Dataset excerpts
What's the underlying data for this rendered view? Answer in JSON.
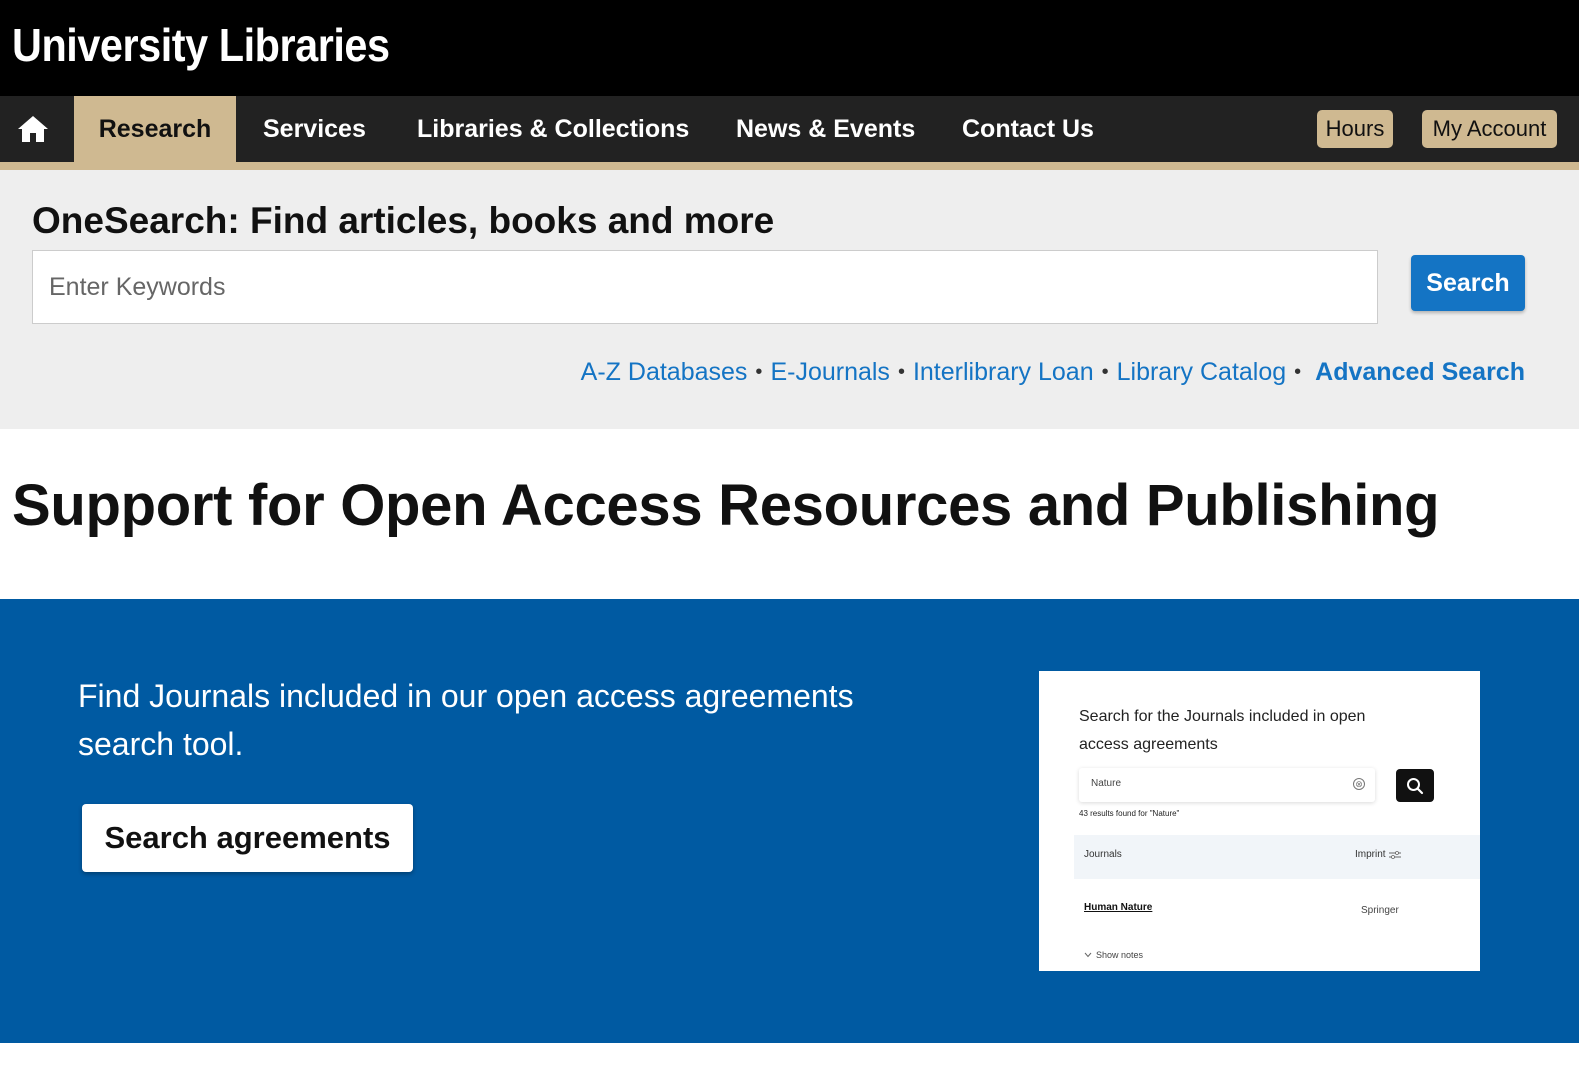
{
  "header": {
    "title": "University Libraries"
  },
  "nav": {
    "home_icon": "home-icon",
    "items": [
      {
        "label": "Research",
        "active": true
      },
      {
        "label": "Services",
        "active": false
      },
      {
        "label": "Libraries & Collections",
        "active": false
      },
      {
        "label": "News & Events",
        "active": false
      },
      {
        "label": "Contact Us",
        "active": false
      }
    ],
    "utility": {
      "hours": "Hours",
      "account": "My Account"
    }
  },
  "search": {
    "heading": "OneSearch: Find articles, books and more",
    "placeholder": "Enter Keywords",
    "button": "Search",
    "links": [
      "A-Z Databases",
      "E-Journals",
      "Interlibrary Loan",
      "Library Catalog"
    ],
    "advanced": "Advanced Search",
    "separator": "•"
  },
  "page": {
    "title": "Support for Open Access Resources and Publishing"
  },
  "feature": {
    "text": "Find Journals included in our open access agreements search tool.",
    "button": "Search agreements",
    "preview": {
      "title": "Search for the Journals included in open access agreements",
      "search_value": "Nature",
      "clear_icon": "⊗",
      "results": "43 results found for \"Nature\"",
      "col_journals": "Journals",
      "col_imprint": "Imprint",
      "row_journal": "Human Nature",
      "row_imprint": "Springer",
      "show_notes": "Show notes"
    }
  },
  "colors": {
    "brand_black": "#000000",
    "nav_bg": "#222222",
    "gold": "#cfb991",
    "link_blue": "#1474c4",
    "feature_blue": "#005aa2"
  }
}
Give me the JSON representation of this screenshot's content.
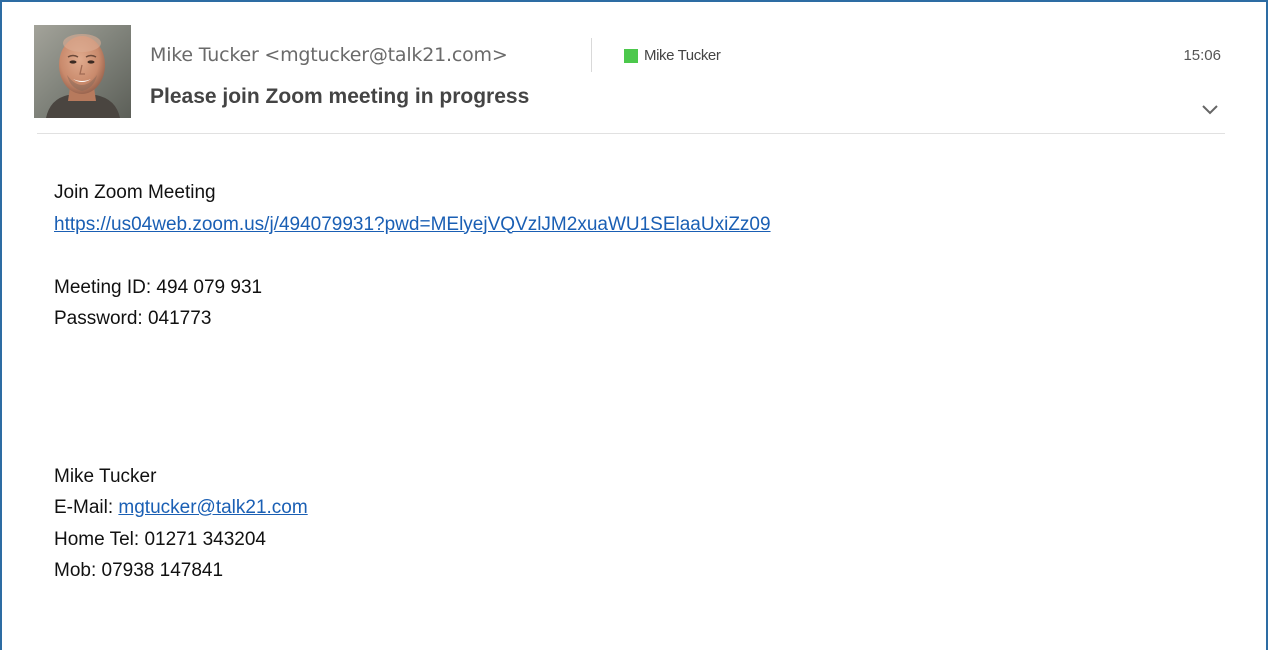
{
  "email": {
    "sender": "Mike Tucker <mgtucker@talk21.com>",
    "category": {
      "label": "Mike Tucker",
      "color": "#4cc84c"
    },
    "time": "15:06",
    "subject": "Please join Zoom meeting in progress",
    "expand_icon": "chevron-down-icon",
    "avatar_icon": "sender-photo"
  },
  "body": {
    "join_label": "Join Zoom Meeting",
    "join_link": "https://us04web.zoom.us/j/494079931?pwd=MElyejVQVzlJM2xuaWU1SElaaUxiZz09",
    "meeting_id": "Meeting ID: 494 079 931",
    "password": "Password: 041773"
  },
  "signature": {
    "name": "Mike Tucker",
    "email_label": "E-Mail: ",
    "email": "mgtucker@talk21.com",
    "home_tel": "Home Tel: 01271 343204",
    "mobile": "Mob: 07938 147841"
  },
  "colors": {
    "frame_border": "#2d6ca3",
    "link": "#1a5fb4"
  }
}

- TASK PROMPT
Search the data above for the word "this", then gather each line in which it appears.

- CORRECT RESPONSE
What's the underlying data for this rendered view? Answer in JSON.
Give me the JSON representation of this screenshot's content.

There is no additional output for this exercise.